=== Record list ===

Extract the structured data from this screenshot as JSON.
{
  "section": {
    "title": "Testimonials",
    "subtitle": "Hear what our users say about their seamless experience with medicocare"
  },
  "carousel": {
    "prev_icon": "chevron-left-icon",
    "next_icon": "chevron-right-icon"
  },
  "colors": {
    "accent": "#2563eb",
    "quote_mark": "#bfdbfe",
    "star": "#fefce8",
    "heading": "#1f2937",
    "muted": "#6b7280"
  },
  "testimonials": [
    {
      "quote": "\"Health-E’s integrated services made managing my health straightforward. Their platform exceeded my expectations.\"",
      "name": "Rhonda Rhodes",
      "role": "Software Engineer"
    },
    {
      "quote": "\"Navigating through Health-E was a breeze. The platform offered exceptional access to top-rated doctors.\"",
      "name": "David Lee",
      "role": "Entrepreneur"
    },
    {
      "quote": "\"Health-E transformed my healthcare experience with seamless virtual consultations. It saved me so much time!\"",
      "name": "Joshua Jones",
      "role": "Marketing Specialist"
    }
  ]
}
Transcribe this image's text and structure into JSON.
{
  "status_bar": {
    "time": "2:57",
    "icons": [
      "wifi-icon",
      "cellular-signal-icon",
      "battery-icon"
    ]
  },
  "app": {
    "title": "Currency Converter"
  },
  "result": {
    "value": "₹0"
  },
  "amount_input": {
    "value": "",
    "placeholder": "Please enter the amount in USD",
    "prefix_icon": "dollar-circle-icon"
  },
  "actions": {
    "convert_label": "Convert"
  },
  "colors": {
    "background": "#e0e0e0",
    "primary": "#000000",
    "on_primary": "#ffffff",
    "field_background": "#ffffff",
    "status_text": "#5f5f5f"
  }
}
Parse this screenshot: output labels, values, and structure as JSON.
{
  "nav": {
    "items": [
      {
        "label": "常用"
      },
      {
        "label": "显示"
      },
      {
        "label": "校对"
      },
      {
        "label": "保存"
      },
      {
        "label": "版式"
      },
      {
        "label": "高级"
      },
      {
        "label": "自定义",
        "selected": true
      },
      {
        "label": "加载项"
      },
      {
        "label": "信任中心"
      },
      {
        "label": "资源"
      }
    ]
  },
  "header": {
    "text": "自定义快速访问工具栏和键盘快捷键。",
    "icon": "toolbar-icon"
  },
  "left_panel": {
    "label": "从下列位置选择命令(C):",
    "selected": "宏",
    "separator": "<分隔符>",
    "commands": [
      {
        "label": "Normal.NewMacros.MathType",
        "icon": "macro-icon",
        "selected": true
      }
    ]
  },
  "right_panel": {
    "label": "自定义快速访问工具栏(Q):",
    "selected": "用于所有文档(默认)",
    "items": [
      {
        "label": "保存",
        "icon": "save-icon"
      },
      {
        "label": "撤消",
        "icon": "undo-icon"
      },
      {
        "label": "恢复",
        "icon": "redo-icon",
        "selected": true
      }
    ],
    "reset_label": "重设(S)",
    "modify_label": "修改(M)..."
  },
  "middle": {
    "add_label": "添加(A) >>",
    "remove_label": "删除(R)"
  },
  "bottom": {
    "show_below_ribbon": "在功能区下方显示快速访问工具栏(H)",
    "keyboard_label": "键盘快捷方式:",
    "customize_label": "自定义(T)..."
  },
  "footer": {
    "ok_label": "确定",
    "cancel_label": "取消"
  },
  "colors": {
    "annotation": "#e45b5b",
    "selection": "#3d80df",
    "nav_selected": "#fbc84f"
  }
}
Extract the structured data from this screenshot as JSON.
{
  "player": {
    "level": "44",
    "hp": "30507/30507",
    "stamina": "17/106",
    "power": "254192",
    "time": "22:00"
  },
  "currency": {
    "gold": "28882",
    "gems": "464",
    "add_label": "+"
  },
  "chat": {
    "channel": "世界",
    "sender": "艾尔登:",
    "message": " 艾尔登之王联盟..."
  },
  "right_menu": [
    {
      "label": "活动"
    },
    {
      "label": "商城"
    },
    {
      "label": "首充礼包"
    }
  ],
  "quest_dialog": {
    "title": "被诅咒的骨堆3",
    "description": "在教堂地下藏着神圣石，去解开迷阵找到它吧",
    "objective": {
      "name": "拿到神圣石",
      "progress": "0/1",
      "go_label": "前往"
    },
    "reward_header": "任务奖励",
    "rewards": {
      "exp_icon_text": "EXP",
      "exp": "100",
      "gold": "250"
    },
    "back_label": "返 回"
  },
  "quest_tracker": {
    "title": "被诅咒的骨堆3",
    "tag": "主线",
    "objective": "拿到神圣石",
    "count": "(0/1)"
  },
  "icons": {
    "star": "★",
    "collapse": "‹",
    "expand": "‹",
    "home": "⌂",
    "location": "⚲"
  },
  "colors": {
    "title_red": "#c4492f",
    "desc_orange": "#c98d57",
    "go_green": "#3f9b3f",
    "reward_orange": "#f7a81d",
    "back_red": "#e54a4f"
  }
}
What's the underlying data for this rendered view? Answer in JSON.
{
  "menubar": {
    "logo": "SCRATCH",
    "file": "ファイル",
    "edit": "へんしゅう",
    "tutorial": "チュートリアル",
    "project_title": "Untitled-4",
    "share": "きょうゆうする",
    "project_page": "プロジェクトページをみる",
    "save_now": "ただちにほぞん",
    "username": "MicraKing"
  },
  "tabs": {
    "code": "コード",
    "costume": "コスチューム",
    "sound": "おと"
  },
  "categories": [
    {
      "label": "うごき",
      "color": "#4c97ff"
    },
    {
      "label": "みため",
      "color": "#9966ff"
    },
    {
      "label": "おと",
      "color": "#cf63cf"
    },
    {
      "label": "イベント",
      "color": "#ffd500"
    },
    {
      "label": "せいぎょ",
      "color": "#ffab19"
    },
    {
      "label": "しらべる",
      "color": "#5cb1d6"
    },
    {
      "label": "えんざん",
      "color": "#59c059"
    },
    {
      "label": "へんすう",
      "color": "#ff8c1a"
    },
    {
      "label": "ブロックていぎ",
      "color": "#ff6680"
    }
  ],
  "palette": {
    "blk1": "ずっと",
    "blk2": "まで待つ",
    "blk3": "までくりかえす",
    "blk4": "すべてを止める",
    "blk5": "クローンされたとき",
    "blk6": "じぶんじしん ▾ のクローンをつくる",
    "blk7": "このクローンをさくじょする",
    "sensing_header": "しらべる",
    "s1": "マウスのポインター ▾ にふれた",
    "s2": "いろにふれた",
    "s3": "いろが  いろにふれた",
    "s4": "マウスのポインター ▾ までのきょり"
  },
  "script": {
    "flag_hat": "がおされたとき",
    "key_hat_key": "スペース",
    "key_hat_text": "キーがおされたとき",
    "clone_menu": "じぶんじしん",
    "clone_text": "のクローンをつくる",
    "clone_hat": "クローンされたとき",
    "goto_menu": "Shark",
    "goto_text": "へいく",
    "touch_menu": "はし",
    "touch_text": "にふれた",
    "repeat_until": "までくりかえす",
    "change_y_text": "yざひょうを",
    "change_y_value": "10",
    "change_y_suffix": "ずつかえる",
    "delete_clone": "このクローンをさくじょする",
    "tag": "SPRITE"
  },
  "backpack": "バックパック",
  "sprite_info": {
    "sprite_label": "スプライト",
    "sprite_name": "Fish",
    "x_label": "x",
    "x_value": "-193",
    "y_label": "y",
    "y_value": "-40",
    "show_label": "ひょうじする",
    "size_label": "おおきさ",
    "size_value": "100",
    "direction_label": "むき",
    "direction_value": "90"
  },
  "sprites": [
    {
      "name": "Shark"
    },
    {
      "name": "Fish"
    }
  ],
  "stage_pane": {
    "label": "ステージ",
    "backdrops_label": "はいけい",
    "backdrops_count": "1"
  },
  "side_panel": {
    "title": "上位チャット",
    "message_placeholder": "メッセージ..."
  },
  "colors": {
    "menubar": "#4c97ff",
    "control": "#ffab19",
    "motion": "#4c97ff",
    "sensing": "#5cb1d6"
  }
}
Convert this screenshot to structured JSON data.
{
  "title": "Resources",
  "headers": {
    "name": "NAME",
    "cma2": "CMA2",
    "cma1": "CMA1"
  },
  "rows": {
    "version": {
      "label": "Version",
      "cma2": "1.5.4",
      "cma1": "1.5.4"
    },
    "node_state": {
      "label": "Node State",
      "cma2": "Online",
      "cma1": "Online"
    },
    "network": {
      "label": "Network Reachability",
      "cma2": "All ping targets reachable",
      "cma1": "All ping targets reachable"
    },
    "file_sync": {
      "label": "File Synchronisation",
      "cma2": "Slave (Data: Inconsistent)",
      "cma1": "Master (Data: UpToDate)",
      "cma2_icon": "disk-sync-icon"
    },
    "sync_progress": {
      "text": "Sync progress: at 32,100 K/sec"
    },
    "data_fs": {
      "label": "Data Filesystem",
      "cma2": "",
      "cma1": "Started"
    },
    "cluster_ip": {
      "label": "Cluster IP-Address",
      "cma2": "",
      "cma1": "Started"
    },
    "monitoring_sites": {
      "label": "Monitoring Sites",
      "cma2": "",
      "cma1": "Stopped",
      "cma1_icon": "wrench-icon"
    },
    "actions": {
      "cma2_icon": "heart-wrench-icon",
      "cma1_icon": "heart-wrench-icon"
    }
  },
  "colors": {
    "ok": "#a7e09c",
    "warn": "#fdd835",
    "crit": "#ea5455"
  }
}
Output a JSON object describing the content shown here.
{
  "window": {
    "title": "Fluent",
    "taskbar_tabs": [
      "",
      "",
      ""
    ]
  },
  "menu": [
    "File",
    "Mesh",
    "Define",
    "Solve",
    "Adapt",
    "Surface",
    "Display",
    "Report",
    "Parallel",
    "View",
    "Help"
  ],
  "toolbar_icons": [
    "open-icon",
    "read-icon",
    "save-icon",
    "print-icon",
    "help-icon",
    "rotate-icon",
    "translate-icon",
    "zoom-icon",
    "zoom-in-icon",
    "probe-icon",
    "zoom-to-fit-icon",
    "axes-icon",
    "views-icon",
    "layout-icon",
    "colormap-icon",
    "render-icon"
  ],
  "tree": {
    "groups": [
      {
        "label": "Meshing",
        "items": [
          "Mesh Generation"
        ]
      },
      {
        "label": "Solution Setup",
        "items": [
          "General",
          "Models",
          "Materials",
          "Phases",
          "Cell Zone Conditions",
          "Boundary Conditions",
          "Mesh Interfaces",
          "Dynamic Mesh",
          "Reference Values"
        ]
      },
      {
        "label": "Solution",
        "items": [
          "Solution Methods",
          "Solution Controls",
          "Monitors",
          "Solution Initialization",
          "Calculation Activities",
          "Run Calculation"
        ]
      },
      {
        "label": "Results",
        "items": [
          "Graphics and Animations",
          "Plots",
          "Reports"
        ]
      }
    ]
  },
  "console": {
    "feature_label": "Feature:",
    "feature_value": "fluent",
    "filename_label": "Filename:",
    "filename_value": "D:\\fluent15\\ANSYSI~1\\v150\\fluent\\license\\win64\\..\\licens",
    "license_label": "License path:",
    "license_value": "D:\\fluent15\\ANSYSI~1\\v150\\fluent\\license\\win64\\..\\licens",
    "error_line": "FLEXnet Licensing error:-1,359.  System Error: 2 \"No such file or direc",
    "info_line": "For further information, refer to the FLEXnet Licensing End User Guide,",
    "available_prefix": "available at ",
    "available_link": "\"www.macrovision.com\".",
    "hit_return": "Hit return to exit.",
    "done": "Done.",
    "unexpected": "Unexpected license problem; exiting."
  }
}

===

• _What you are asked to do_
Copy each line from the data above that includes "じぶんじしん".

• _Response_
    "blk6": "じぶんじしん ▾ のクローンをつくる",
    "clone_menu": "じぶんじしん",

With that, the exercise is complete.